Source records
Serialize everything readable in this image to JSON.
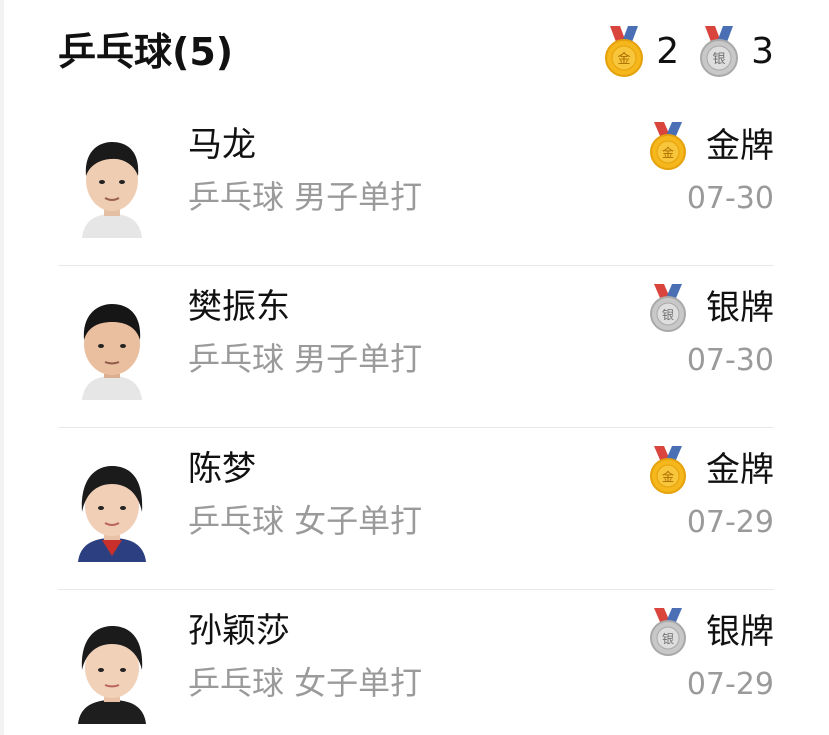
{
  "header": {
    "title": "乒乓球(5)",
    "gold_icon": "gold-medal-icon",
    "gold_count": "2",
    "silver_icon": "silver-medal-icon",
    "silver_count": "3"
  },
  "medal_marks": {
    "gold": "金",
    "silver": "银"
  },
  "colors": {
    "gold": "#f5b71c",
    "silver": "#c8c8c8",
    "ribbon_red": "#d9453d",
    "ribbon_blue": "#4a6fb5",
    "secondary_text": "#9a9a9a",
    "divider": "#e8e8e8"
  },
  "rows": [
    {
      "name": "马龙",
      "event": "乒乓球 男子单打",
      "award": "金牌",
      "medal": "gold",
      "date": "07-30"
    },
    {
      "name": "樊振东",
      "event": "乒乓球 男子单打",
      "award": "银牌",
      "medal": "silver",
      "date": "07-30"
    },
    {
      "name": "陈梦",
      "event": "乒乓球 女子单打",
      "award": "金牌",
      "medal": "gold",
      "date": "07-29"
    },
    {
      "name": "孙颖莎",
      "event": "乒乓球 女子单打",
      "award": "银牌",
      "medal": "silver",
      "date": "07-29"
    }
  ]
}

**Instruction**: Extract every line of the data exactly; pictures stay out.

**Output for this exercise**:
Serialize everything readable in this image to JSON.
{
  "header": {
    "title": "乒乓球(5)",
    "gold_icon": "gold-medal-icon",
    "gold_count": "2",
    "silver_icon": "silver-medal-icon",
    "silver_count": "3"
  },
  "medal_marks": {
    "gold": "金",
    "silver": "银"
  },
  "colors": {
    "gold": "#f5b71c",
    "silver": "#c8c8c8",
    "ribbon_red": "#d9453d",
    "ribbon_blue": "#4a6fb5",
    "secondary_text": "#9a9a9a",
    "divider": "#e8e8e8"
  },
  "rows": [
    {
      "name": "马龙",
      "event": "乒乓球 男子单打",
      "award": "金牌",
      "medal": "gold",
      "date": "07-30"
    },
    {
      "name": "樊振东",
      "event": "乒乓球 男子单打",
      "award": "银牌",
      "medal": "silver",
      "date": "07-30"
    },
    {
      "name": "陈梦",
      "event": "乒乓球 女子单打",
      "award": "金牌",
      "medal": "gold",
      "date": "07-29"
    },
    {
      "name": "孙颖莎",
      "event": "乒乓球 女子单打",
      "award": "银牌",
      "medal": "silver",
      "date": "07-29"
    }
  ]
}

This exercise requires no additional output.